À la sortie du confinement, je décide de prendre rendez-vous avec un neurologue. Après des examens pour évacuer toute suspicion d’AVC ou de tumeur, le médecin nous met en relation avec l’Hôpital Sainte-Anne à Paris pour des analyses d’Alzheimer précoce. Une ponction lombaire est finalement réalisée. Le verdict tombe : Frédéric est atteint de la maladie de Creutzfeldt-Jakob. La même qui a emporté plusieurs membres de sa famille. Il n’existe encore aucun traitement.
L’envie de profiter de la vie jusqu’à la fin
À l’annonce du diagnostic, mon mari s’est subitement mis à pleurer, complément anéanti. De mon côté, je voulais rester positive, nous allions nous battre !
La particularité de la maladie de Creutzfeldt-Jakob est son fonctionnement par paliers. Pour mon mari, elle a débuté par une perte des repères spatio-temporels qui se sont aggravés. Il devenait alors impossible de le laisser seul chez nous, j’ai donc contacté le SAAD (Service d’Aide et d’Accompagnement à Domicile). Plusieurs auxiliaires de vie s’occupaient de Frédéric lorsque je travaillais.
Puis du jour au lendemain, en mars 2021, Frédéric n’a plus réussi à se lever. Avec l’aide de ses auxiliaires que j’adorais, nous avons mis en place son hospitalisation à domicile. Deux années rythmées par l’amour et le bonheur. Nous faisions tous en sorte d’insuffler la vie et la joie dans la maison. Je suis aujourd’hui convaincue que rester chez nous a contribué à le maintenir en vie plus longtemps.
Malgré la difficulté de mon rôle de conjointe aidante, je voulais qu’on en profite à fond.
La nécessité d’accompagner mon conjoint au seuil de la mort
Le 16 avril 2023, nous devions partir à Malte une semaine avec ma famille, l’occasion pour moi de m’accorder un peu de répit. En mon absence, les soignants de l’unité de soins palliatifs devaient prendre soin de mon mari.

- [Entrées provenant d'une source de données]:

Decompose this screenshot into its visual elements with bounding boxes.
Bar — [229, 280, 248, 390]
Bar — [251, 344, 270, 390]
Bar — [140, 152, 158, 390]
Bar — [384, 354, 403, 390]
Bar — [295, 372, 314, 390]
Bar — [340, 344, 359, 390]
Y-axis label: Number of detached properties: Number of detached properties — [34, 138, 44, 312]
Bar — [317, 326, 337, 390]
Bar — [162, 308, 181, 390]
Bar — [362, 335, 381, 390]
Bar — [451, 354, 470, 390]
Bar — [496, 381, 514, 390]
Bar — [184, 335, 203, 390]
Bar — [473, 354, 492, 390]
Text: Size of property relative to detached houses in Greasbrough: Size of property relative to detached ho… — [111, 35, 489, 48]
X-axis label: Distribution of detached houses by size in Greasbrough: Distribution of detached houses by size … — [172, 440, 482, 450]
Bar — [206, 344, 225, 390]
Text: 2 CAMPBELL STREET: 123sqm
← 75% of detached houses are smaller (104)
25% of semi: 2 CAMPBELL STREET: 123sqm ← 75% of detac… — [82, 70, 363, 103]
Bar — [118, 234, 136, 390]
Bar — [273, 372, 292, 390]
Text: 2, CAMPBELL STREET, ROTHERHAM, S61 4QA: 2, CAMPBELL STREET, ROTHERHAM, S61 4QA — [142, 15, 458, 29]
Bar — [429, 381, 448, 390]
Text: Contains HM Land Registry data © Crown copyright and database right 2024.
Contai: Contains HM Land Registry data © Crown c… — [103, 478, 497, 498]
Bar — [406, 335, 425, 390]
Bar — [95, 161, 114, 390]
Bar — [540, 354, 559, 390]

- [CONSIGNE 1]:
Relevez toutes les pathologies que le témoignage sur la maladie de Frédéric présente comme soupçonnées ou diagnostiquées chez lui.
- [CONSIGNE 2]:
Poursuivez le témoignage sur la maladie de Frédéric à la suite de sa dernière phrase.
Les entrées ne servent pas à ce travail.

- [RÉPONSE 1]:
- AVC
- Tumeur
- Alzheimer précoce
- Maladie de Creutzfeldt-Jakob

- [RÉPONSE 2]:
Malgré les paroles rassurantes de l’équipe médicale, je ne parvenais pas à prendre de décision. Devais-je vraiment prendre cet avion et laisser mon mari ? Bien qu’il ne soit plus en capacité de parler, j’ai posé la question à mon mari. À travers son regard, il me disait de partir.
Malheureusement, une fois sur place, l’hôpital m’a appelé. Je suis rentrée en urgence avec le premier avion. Chaque heure qui me séparait de lui fut invivable.
La maladie avait franchi un palier supplémentaire. Nous ne parvenions plus à le nourrir correctement, car il faisait systématiquement des fausses routes. Son état se dégradait à vue d’œil.
L’unité de soins palliatifs nous a offert un au revoir magique
Pour que je puisse dormir auprès de lui, l’équipe de soins a installé un lit supplémentaire dans sa chambre. Pour la première fois depuis très longtemps, je pouvais à nouveau dormir sur son torse. Un geste anodin devenu impossible dans son lit médicalisé.
Jusqu’au bout, j’ai souhaité que ces derniers moments soient teintés de joie et de rires, mais je voyais bien que la force lui manquait. Pour éviter un acharnement thérapeutique, les médecins ont recommandé d’arrêter de le nourrir et de l’hydrater. Une décision qui m’a mise hors de moi, mais je devais m’y résigner pour son bien.
Nous avons vécu ces derniers jours dans une intimité et une complicité incroyable. L’équipe de soin mettait tout en place pour que nous nous sentions dans une bulle. Frédéric s’accrochait à mon regard en permanence, je sentais dans ses yeux un amour et une reconnaissance inouïs. C’est comme si nous vivions une dernière lune de miel.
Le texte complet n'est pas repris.